Figure collection entries:
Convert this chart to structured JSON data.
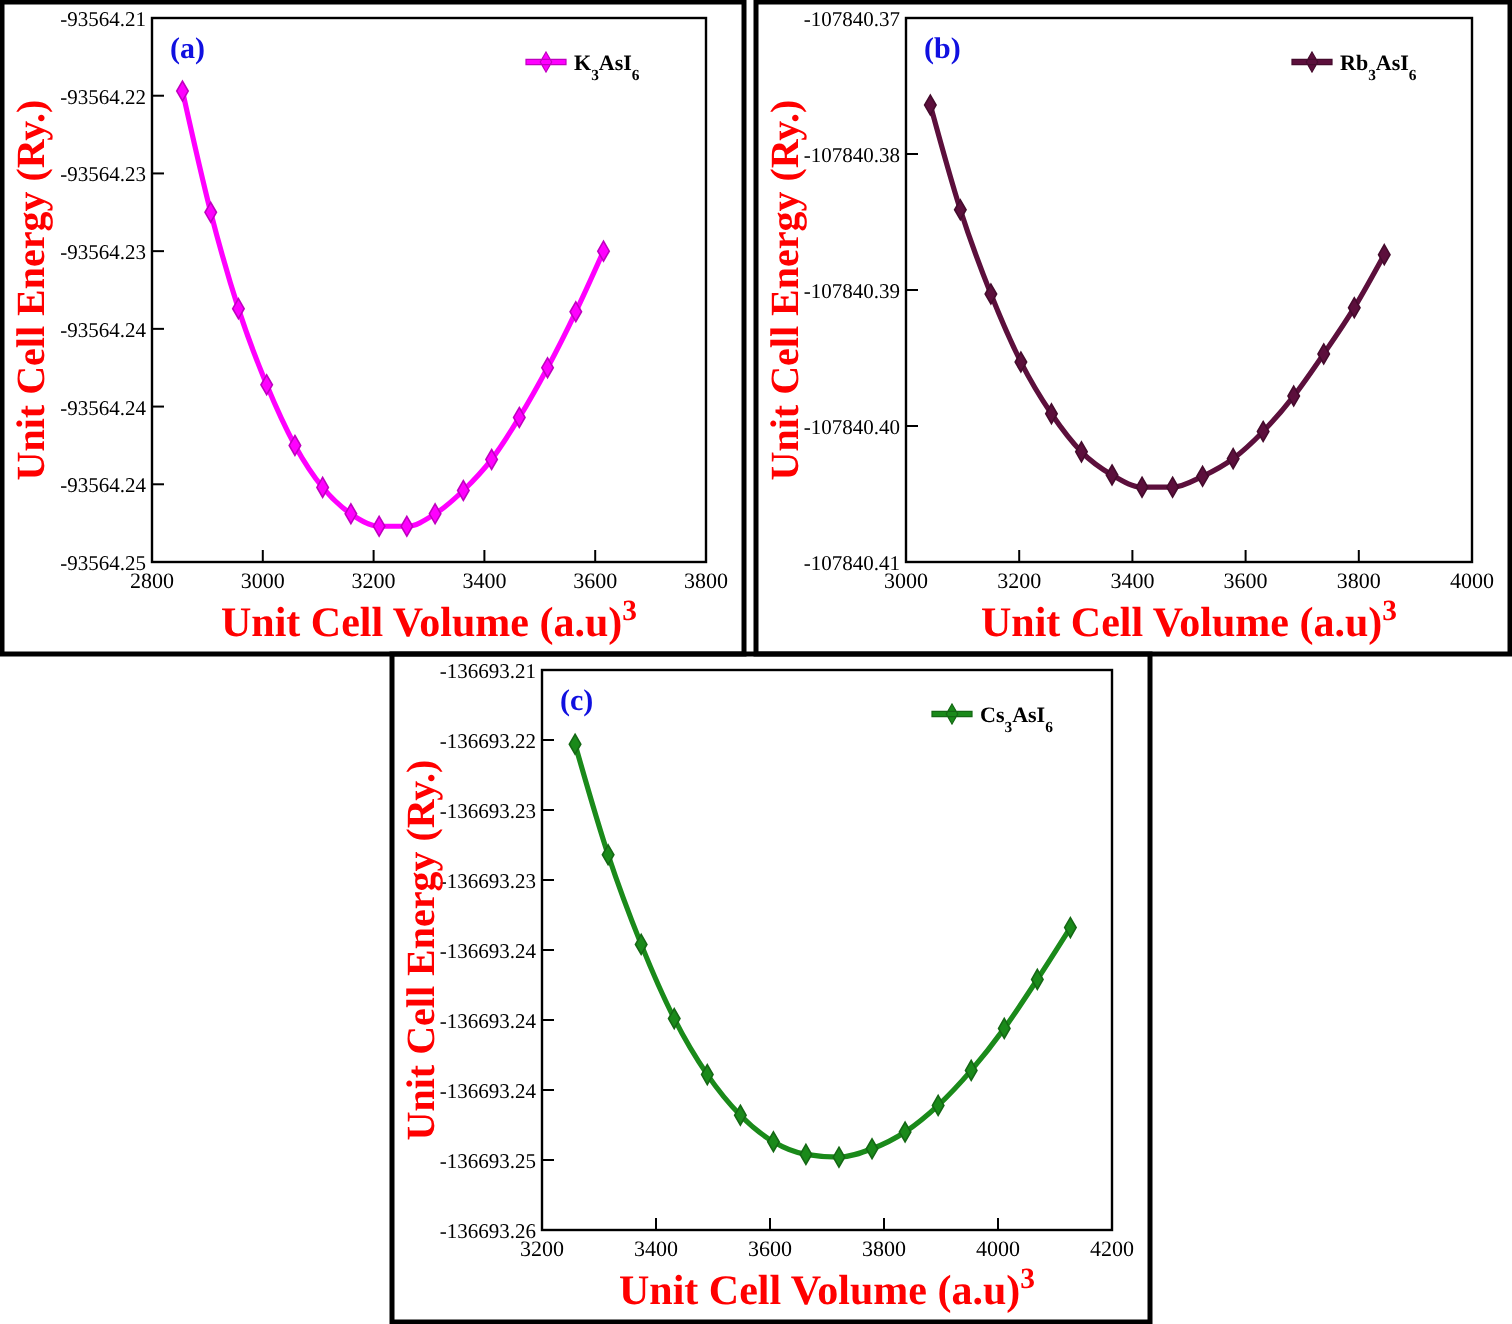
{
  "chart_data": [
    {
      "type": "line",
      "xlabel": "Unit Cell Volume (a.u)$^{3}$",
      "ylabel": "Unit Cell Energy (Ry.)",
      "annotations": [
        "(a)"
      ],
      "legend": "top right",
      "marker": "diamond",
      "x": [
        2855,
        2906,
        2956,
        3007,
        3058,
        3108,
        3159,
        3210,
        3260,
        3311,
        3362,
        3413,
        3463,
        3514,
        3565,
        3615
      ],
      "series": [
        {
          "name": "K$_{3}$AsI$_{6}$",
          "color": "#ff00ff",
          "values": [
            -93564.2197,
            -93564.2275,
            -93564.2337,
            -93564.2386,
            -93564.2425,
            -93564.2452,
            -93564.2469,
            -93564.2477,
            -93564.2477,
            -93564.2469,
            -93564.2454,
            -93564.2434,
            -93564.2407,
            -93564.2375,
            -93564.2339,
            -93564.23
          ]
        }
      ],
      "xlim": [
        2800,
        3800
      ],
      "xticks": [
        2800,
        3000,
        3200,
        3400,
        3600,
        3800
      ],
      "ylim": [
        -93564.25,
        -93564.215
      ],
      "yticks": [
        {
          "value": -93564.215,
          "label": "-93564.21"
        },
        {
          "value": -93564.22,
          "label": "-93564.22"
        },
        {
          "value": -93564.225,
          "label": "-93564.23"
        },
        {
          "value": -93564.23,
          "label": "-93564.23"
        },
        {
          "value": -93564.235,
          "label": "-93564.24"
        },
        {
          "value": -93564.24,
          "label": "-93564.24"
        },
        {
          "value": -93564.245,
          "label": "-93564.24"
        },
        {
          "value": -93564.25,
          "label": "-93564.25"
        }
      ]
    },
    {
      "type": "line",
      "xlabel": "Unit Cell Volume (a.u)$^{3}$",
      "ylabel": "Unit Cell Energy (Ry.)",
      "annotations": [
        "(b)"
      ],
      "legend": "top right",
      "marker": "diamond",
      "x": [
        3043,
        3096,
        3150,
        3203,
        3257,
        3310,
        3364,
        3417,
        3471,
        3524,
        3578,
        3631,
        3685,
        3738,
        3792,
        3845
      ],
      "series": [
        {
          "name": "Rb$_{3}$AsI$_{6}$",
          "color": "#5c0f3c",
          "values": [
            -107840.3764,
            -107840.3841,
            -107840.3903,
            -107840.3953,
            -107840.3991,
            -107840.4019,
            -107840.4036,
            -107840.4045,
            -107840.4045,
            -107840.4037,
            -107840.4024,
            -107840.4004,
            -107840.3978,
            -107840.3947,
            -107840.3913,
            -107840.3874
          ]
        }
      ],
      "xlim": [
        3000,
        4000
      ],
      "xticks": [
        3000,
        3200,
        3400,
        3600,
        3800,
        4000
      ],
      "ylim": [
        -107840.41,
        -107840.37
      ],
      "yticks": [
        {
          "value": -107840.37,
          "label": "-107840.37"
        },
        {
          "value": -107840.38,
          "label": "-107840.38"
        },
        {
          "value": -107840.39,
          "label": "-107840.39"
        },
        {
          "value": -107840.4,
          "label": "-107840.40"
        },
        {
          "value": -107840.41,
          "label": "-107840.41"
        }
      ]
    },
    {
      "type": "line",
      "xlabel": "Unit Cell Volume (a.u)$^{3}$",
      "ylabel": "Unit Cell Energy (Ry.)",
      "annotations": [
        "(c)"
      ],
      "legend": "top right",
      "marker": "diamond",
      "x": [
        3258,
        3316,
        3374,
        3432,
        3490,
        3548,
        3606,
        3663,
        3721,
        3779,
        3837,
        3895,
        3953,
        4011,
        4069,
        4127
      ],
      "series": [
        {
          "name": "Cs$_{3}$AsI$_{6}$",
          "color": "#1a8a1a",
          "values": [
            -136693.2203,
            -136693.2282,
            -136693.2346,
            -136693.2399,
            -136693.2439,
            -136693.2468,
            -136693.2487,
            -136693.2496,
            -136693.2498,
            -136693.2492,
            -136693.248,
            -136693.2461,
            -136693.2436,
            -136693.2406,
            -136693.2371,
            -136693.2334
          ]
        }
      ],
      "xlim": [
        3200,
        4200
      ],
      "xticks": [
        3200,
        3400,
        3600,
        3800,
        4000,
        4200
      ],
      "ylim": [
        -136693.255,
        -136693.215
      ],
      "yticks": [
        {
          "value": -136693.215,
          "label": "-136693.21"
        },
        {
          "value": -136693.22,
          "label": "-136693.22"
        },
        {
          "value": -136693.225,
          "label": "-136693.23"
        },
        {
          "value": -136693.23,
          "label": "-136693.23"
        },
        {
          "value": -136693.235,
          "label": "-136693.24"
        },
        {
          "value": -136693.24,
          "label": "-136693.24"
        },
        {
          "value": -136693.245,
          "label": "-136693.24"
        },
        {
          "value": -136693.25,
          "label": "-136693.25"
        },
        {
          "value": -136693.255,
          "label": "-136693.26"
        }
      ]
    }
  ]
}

* [PROBLEM TO SOLVE] Without including the pictures, return each record above exactly as it stands.

* [EXERCISE RESPONSE]
Convert this chart to structured JSON data.
{
  "chart_data": [
    {
      "type": "line",
      "xlabel": "Unit Cell Volume (a.u)$^{3}$",
      "ylabel": "Unit Cell Energy (Ry.)",
      "annotations": [
        "(a)"
      ],
      "legend": "top right",
      "marker": "diamond",
      "x": [
        2855,
        2906,
        2956,
        3007,
        3058,
        3108,
        3159,
        3210,
        3260,
        3311,
        3362,
        3413,
        3463,
        3514,
        3565,
        3615
      ],
      "series": [
        {
          "name": "K$_{3}$AsI$_{6}$",
          "color": "#ff00ff",
          "values": [
            -93564.2197,
            -93564.2275,
            -93564.2337,
            -93564.2386,
            -93564.2425,
            -93564.2452,
            -93564.2469,
            -93564.2477,
            -93564.2477,
            -93564.2469,
            -93564.2454,
            -93564.2434,
            -93564.2407,
            -93564.2375,
            -93564.2339,
            -93564.23
          ]
        }
      ],
      "xlim": [
        2800,
        3800
      ],
      "xticks": [
        2800,
        3000,
        3200,
        3400,
        3600,
        3800
      ],
      "ylim": [
        -93564.25,
        -93564.215
      ],
      "yticks": [
        {
          "value": -93564.215,
          "label": "-93564.21"
        },
        {
          "value": -93564.22,
          "label": "-93564.22"
        },
        {
          "value": -93564.225,
          "label": "-93564.23"
        },
        {
          "value": -93564.23,
          "label": "-93564.23"
        },
        {
          "value": -93564.235,
          "label": "-93564.24"
        },
        {
          "value": -93564.24,
          "label": "-93564.24"
        },
        {
          "value": -93564.245,
          "label": "-93564.24"
        },
        {
          "value": -93564.25,
          "label": "-93564.25"
        }
      ]
    },
    {
      "type": "line",
      "xlabel": "Unit Cell Volume (a.u)$^{3}$",
      "ylabel": "Unit Cell Energy (Ry.)",
      "annotations": [
        "(b)"
      ],
      "legend": "top right",
      "marker": "diamond",
      "x": [
        3043,
        3096,
        3150,
        3203,
        3257,
        3310,
        3364,
        3417,
        3471,
        3524,
        3578,
        3631,
        3685,
        3738,
        3792,
        3845
      ],
      "series": [
        {
          "name": "Rb$_{3}$AsI$_{6}$",
          "color": "#5c0f3c",
          "values": [
            -107840.3764,
            -107840.3841,
            -107840.3903,
            -107840.3953,
            -107840.3991,
            -107840.4019,
            -107840.4036,
            -107840.4045,
            -107840.4045,
            -107840.4037,
            -107840.4024,
            -107840.4004,
            -107840.3978,
            -107840.3947,
            -107840.3913,
            -107840.3874
          ]
        }
      ],
      "xlim": [
        3000,
        4000
      ],
      "xticks": [
        3000,
        3200,
        3400,
        3600,
        3800,
        4000
      ],
      "ylim": [
        -107840.41,
        -107840.37
      ],
      "yticks": [
        {
          "value": -107840.37,
          "label": "-107840.37"
        },
        {
          "value": -107840.38,
          "label": "-107840.38"
        },
        {
          "value": -107840.39,
          "label": "-107840.39"
        },
        {
          "value": -107840.4,
          "label": "-107840.40"
        },
        {
          "value": -107840.41,
          "label": "-107840.41"
        }
      ]
    },
    {
      "type": "line",
      "xlabel": "Unit Cell Volume (a.u)$^{3}$",
      "ylabel": "Unit Cell Energy (Ry.)",
      "annotations": [
        "(c)"
      ],
      "legend": "top right",
      "marker": "diamond",
      "x": [
        3258,
        3316,
        3374,
        3432,
        3490,
        3548,
        3606,
        3663,
        3721,
        3779,
        3837,
        3895,
        3953,
        4011,
        4069,
        4127
      ],
      "series": [
        {
          "name": "Cs$_{3}$AsI$_{6}$",
          "color": "#1a8a1a",
          "values": [
            -136693.2203,
            -136693.2282,
            -136693.2346,
            -136693.2399,
            -136693.2439,
            -136693.2468,
            -136693.2487,
            -136693.2496,
            -136693.2498,
            -136693.2492,
            -136693.248,
            -136693.2461,
            -136693.2436,
            -136693.2406,
            -136693.2371,
            -136693.2334
          ]
        }
      ],
      "xlim": [
        3200,
        4200
      ],
      "xticks": [
        3200,
        3400,
        3600,
        3800,
        4000,
        4200
      ],
      "ylim": [
        -136693.255,
        -136693.215
      ],
      "yticks": [
        {
          "value": -136693.215,
          "label": "-136693.21"
        },
        {
          "value": -136693.22,
          "label": "-136693.22"
        },
        {
          "value": -136693.225,
          "label": "-136693.23"
        },
        {
          "value": -136693.23,
          "label": "-136693.23"
        },
        {
          "value": -136693.235,
          "label": "-136693.24"
        },
        {
          "value": -136693.24,
          "label": "-136693.24"
        },
        {
          "value": -136693.245,
          "label": "-136693.24"
        },
        {
          "value": -136693.25,
          "label": "-136693.25"
        },
        {
          "value": -136693.255,
          "label": "-136693.26"
        }
      ]
    }
  ]
}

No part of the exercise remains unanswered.